Do this —
Collect from the data below each line with "Brazil".

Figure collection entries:
====================
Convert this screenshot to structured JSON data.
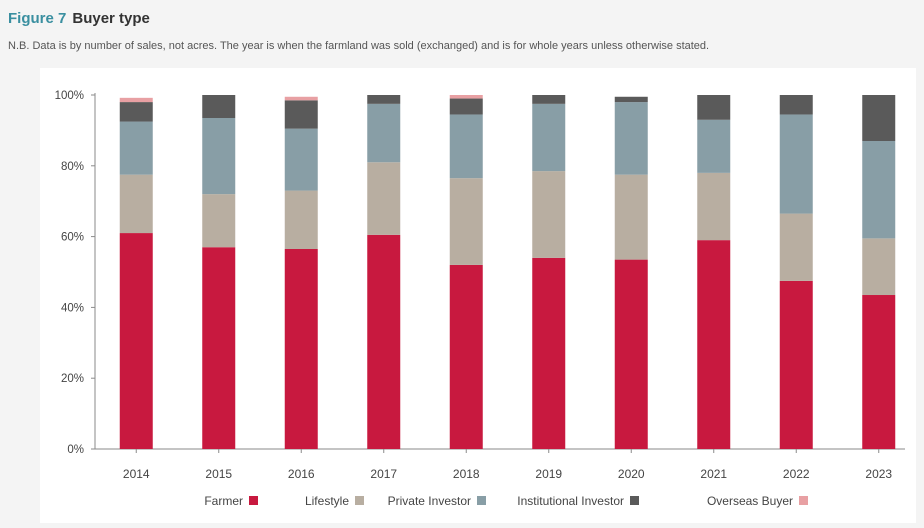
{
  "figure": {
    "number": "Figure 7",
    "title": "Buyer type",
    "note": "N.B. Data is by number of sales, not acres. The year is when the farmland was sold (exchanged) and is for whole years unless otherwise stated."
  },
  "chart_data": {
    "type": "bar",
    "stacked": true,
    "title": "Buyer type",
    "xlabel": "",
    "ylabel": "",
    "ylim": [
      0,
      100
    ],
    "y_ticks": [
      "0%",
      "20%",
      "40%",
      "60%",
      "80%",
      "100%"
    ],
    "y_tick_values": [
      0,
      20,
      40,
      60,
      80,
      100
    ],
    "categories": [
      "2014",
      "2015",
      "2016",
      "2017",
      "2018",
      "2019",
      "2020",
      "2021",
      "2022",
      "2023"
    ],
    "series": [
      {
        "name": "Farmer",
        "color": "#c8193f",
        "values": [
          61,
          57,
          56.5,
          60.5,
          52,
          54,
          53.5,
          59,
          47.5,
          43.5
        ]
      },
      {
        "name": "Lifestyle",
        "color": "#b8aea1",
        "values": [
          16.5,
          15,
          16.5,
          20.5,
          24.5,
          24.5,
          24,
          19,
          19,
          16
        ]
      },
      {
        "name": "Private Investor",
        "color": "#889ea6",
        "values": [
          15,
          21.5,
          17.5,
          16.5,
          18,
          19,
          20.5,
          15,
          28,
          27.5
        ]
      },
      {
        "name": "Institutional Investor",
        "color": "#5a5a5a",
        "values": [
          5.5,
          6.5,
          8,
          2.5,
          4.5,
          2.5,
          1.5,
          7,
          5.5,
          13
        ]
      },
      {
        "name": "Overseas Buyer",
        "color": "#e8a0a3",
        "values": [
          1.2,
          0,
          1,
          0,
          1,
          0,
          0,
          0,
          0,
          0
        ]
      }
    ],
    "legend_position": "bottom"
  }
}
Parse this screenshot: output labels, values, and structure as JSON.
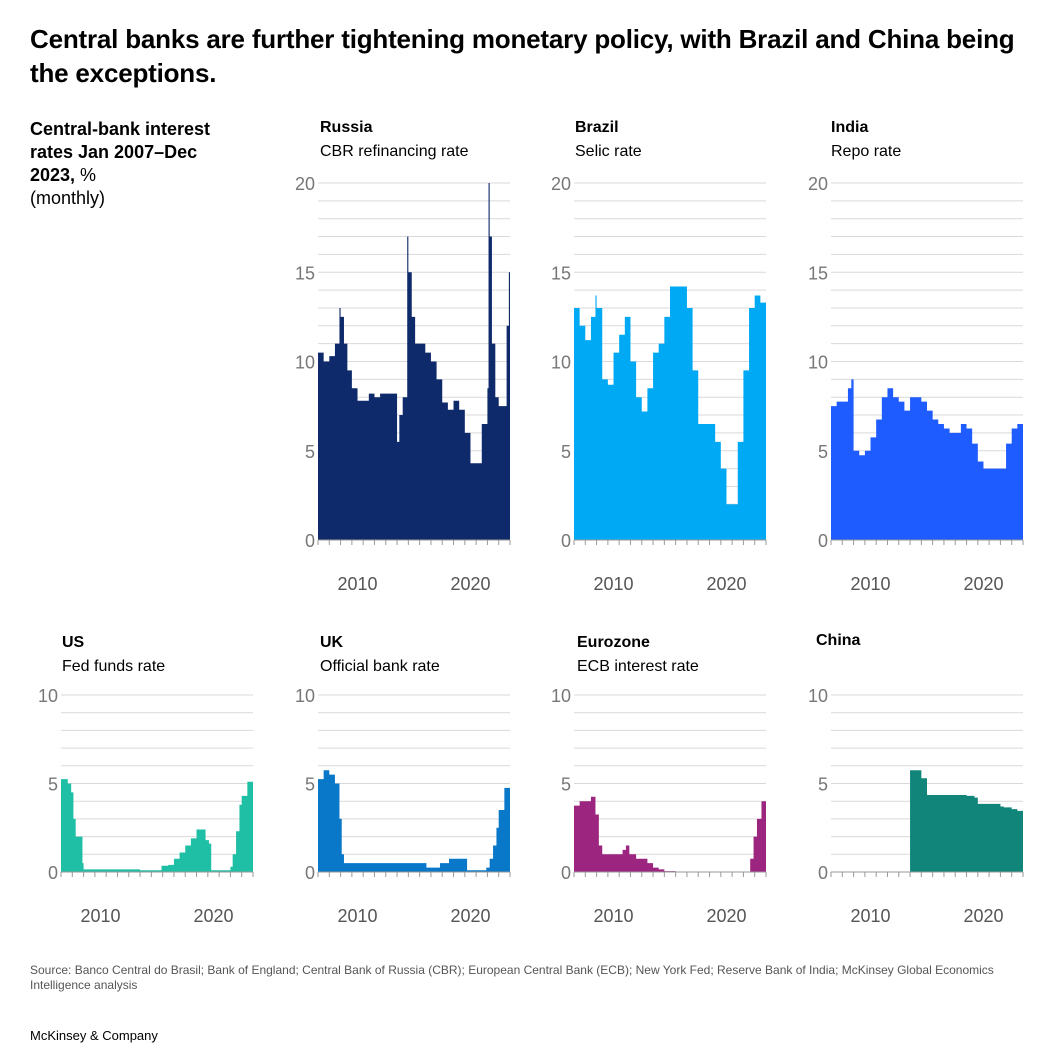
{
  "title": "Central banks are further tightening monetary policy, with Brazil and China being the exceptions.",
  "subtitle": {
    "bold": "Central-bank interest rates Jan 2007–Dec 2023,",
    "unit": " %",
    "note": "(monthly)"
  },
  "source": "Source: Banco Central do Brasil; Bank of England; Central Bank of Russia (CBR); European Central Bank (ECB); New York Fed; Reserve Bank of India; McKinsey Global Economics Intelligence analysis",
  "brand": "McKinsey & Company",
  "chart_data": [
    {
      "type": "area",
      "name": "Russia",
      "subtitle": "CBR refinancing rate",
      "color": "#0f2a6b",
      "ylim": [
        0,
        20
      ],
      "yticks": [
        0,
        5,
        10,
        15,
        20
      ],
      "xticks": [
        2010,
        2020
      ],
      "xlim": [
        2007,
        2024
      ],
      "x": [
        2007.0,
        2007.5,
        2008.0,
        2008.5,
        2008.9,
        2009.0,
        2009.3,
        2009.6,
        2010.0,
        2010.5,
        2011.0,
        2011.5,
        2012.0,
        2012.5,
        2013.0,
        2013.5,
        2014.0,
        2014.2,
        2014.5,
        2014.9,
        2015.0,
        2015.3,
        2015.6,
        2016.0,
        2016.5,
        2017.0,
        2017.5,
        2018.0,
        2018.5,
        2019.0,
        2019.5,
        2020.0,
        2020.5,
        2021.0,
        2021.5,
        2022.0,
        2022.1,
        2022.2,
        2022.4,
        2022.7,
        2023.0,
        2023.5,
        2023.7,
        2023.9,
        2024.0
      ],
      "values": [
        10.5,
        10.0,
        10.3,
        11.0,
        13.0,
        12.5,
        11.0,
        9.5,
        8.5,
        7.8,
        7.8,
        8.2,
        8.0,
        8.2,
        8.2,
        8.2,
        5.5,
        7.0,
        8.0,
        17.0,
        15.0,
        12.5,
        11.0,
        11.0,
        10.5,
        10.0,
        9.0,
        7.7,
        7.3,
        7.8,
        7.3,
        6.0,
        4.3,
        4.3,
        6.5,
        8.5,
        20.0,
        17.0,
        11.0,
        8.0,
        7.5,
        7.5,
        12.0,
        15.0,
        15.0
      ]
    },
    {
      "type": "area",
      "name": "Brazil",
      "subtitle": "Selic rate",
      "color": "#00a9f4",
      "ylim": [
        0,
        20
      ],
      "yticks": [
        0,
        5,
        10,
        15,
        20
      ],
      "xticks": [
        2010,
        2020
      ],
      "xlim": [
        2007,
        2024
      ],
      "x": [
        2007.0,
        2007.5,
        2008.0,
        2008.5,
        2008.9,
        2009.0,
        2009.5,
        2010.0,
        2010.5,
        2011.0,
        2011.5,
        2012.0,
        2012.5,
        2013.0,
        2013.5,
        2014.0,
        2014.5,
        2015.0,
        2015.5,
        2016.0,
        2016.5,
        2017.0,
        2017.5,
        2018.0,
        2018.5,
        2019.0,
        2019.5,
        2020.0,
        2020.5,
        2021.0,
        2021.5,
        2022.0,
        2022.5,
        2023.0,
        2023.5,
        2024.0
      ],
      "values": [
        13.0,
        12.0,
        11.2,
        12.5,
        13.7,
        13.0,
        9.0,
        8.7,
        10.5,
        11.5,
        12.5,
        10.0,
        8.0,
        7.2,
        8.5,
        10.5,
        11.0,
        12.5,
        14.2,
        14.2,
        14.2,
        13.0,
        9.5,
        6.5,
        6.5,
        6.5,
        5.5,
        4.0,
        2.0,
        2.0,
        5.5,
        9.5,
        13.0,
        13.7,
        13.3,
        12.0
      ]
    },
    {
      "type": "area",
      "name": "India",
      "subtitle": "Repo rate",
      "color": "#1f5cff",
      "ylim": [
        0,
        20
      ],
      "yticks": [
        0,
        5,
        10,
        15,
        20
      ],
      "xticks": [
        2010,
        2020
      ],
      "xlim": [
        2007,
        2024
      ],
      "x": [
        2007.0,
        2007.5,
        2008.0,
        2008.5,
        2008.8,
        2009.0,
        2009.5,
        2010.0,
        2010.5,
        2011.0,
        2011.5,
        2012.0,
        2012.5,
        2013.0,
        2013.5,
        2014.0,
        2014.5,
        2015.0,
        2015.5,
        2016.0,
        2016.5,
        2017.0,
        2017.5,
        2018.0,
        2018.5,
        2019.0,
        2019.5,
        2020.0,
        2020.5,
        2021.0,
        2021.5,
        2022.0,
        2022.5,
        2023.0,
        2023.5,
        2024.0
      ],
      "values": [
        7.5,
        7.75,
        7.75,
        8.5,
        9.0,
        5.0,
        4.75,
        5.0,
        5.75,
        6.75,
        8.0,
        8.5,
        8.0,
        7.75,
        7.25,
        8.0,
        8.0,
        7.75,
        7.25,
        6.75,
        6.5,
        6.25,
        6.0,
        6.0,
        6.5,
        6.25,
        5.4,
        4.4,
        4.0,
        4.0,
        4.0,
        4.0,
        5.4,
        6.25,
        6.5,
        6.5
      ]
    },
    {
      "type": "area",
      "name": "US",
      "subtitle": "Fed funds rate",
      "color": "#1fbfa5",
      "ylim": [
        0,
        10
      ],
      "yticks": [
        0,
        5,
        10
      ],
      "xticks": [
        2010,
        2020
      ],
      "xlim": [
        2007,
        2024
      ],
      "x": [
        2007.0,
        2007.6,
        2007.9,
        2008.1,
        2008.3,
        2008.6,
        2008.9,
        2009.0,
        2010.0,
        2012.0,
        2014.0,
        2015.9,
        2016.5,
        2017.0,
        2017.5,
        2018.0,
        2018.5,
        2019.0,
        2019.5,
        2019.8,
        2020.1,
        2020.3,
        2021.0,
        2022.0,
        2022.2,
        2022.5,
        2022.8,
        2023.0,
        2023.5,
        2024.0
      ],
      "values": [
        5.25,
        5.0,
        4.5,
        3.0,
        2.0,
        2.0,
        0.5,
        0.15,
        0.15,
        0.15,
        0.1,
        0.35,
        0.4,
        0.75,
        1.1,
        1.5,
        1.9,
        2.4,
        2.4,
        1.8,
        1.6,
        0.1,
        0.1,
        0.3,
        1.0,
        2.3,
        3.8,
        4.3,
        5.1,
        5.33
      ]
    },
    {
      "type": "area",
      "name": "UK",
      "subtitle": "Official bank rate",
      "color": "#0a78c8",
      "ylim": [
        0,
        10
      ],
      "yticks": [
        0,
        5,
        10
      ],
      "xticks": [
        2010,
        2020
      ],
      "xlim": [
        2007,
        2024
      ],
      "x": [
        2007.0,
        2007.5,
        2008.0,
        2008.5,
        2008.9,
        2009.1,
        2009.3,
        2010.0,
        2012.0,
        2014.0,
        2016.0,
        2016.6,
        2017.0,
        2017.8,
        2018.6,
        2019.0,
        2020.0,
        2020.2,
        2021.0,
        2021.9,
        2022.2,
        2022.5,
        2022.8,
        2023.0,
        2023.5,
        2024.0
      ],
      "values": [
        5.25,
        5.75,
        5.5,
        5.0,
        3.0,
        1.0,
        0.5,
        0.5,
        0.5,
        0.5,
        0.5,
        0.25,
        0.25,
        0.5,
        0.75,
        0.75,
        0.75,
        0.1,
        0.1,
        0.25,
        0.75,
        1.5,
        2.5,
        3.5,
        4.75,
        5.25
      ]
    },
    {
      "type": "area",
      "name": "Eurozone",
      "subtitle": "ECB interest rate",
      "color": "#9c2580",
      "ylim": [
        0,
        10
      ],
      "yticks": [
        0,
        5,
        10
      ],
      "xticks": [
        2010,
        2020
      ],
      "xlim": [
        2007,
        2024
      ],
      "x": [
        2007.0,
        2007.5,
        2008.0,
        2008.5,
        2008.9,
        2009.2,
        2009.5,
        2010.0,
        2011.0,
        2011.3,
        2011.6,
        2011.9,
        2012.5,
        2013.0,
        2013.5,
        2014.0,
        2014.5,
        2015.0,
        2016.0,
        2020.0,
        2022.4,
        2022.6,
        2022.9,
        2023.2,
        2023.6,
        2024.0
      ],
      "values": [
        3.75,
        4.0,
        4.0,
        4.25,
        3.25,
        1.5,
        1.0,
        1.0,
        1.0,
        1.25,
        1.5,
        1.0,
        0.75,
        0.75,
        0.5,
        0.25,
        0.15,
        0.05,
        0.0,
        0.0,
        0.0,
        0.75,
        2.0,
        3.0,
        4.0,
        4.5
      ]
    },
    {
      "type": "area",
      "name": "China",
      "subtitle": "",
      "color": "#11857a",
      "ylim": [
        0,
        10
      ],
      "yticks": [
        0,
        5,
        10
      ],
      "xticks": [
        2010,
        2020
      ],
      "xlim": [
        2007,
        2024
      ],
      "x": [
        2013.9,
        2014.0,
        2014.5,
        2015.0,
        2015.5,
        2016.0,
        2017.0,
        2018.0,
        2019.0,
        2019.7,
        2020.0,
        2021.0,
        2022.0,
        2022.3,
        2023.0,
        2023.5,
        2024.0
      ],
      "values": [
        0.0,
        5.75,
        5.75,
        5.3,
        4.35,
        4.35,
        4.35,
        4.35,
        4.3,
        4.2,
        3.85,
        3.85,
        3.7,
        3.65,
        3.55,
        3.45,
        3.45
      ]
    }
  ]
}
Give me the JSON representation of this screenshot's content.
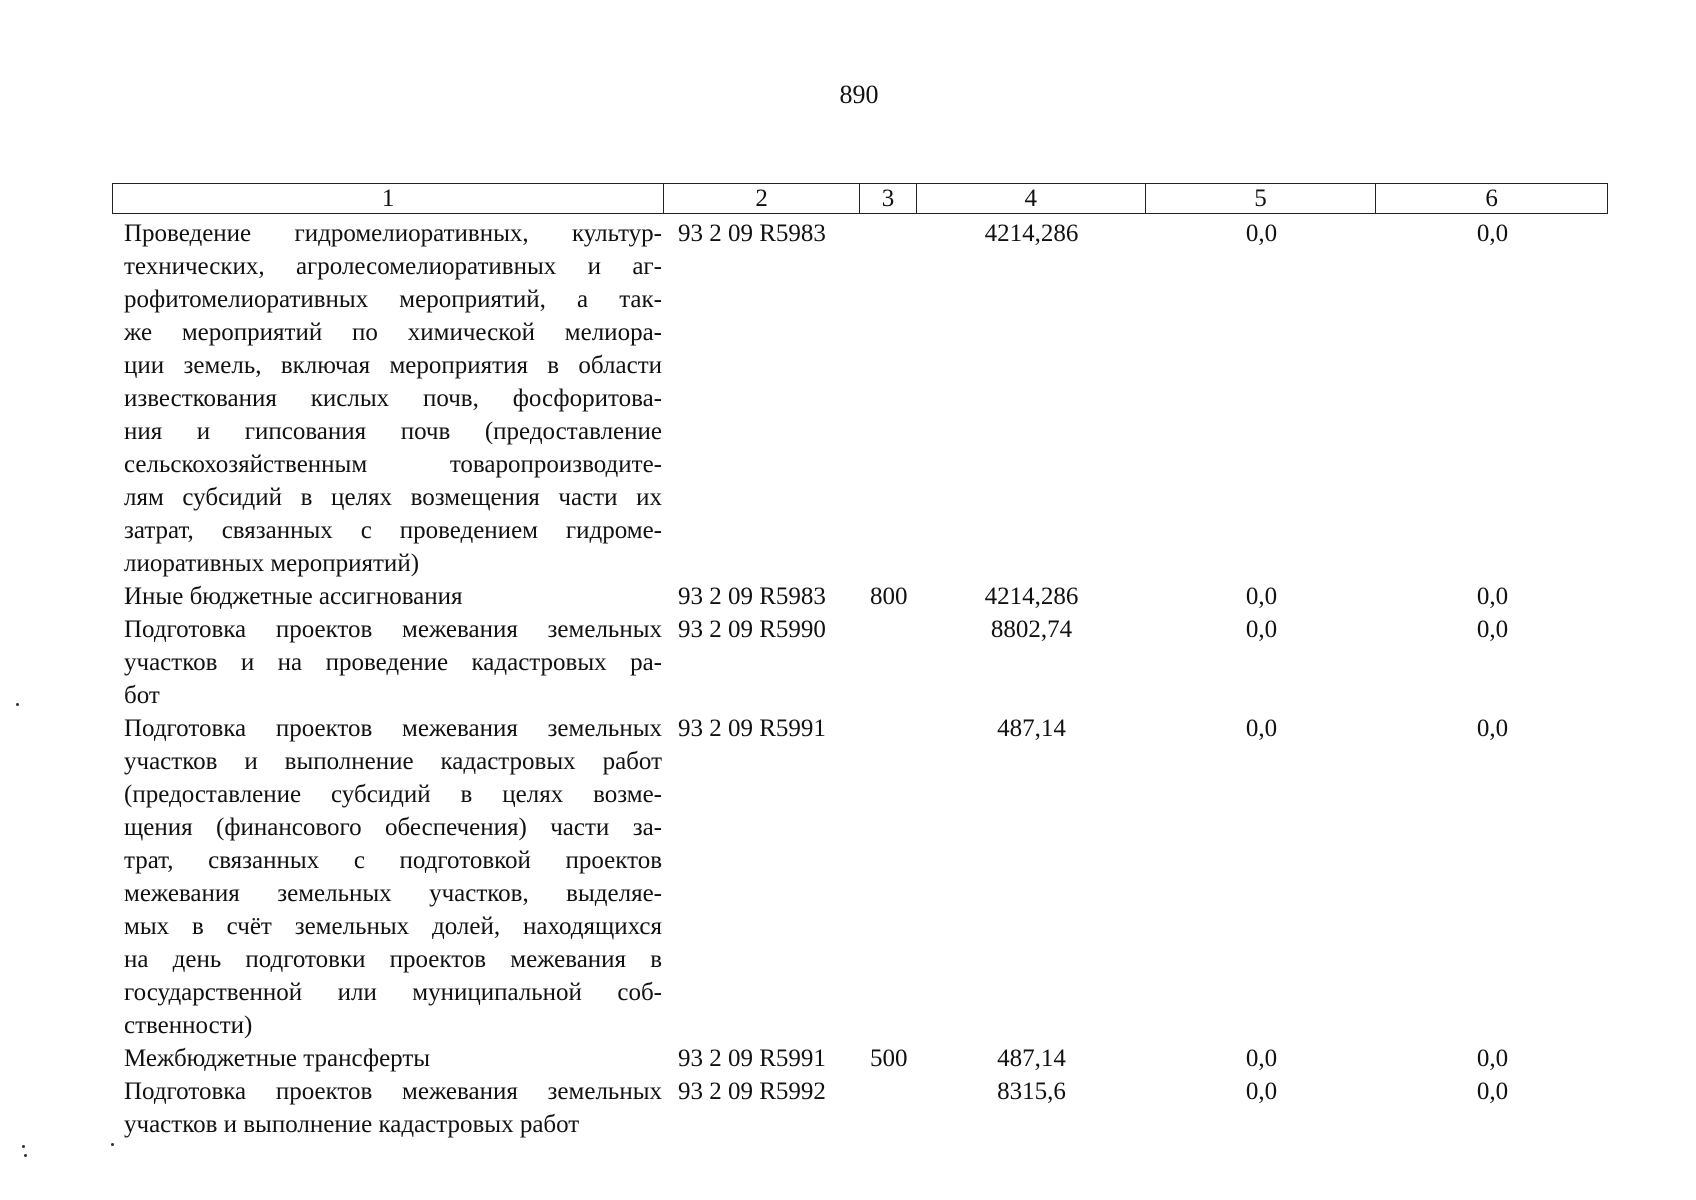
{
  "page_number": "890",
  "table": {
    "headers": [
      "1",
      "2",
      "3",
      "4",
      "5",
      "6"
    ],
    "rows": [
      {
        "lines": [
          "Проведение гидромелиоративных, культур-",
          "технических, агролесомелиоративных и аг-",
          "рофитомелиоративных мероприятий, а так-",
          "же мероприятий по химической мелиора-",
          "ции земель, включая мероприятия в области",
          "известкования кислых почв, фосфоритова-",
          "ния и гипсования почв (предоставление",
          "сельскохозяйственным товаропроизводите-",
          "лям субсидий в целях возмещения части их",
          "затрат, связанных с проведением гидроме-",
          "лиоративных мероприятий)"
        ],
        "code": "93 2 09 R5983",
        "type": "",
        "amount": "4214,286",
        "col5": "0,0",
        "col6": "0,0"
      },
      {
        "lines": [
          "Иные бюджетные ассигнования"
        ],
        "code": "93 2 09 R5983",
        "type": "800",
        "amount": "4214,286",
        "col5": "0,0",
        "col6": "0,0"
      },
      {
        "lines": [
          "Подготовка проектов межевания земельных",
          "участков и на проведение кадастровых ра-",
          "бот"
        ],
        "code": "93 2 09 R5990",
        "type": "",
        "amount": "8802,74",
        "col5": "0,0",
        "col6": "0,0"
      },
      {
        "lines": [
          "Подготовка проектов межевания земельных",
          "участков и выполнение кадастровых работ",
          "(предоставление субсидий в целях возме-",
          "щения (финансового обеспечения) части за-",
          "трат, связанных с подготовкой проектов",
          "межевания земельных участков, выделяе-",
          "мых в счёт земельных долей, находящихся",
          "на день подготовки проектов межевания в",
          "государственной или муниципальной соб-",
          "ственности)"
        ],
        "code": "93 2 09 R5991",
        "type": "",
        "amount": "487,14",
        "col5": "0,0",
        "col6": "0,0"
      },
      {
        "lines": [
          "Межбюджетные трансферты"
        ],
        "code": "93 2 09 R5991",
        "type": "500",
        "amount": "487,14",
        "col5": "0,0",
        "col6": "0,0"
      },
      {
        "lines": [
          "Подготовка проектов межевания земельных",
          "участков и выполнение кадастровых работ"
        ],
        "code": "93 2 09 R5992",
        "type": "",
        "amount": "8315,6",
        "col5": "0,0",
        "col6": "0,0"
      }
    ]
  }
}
====================
The result —
  "title": "Central banks are further tightening monetary policy, with Brazil and China being the exceptions.",
      "name": "Brazil",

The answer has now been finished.